Testo da leggere:
================================
Cura e nuove forme di deumanizzazione nella pandemia.

La parola chiave intorno alla quale gravita la componente più dolorosa dell’intera vicenda pandemica è rappresentata dalla deumanizzazione”.

Così si legge in un recente documento approvato il 12 maggio 2021 dal Comitato Sammarinse di Bioetica (CSB) e intitolato “Umanizzazione delle cure e accompagnamento alla morte in scenari pandemici”, che apre ad una riflessione sia sulle nuove forme di deumanizzazione “legittimate” dall’emergenza ed emerse nel corso della pandemia, sia sulle possibili azioni da intraprendere perché tali drammatici esiti non abbiano più a ripetersi. Nell’introduzione al documento, la presidente del CSB, Luisa Maria Borgia, specifica come tale deumanizzazione sia strettamente correlata, riprendendo la riflessione della filosofa Hannah Arendt, alla perdita del “Diritto di avere diritti” per molte persone: “L’impatto violento e sincrono della pandemia nelle società di tutto il mondo ha spazzato via principi e diritti con una rapidità e con una radicalità tale da annichilire, nelle primissime fasi, qualsiasi considerazione che esulasse dalle confuse, affannate e contraddittorie risposte che la scienza e i decisori degli Stati hanno cercato di fornire”.

A partire da tali considerazioni, il CSB ha ritenuto “necessario e indifferibile” effettuare questa approfondita analisi per “aprire una riflessione sugli strumenti tecnici e sociali utilizzati in analoghe situazioni di emergenza, ponendosi il dubbio se basti imporre comportamenti semplificatori tesi a realizzare strumenti di lotta alle pandemie che risalgono ai grandi contagi medioevali, quali lockdown, quarantena e distanziamento fisico, o se non sia più opportuno aggiornare ed affinare le scelte in base all’esperienza del COVID-19 e nel rispetto dei principi etici e dei diritti umani”.

Il Comitato oltre alle considerazioni di carattere più generale ha, in particolare, soffermato la sua attenzione su tre gruppi di persone che, sebbene in modi differenti, sono stati particolarmente colpiti: bambini/e, operatori/trici del sanitario, persone con disabilità (e anziane).
================================
Domande:
**a.** Nel testo sulla deumanizzazione nella pandemia, in quale data il Comitato ha approvato il documento citato?
**b.** Trascriva dal testo sulla deumanizzazione nella pandemia il passo che inizia con le parole "Il Comitato oltre" e prosegue fino alle parole "disabilità (e anziane).".
================================
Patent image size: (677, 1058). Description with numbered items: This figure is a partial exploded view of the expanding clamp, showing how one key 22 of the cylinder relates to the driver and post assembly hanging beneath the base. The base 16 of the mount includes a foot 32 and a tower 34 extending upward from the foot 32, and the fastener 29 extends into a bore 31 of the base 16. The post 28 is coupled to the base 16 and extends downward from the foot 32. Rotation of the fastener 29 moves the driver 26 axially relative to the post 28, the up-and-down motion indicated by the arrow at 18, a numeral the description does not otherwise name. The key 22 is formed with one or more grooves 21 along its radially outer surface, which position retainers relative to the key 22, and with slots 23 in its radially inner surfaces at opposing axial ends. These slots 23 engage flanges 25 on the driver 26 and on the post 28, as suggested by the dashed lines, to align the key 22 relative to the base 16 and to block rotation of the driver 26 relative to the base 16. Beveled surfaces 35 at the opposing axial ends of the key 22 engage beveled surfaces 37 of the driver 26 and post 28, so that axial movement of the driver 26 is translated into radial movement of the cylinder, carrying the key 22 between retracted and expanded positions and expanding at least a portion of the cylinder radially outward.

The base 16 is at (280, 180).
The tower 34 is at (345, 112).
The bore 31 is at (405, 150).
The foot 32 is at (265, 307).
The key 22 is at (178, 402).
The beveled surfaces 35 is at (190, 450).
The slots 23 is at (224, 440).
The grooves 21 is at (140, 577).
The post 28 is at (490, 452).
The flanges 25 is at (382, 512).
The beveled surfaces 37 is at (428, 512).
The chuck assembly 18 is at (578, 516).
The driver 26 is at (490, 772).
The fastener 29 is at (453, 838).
================================
Insieme delle risposte:
**a.** Il 12 maggio 2021.

**b.**
Il Comitato oltre alle considerazioni di carattere più generale ha, in particolare, soffermato la sua attenzione su tre gruppi di persone che, sebbene in modi differenti, sono stati particolarmente colpiti: bambini/e, operatori/trici del sanitario, persone con disabilità (e anziane).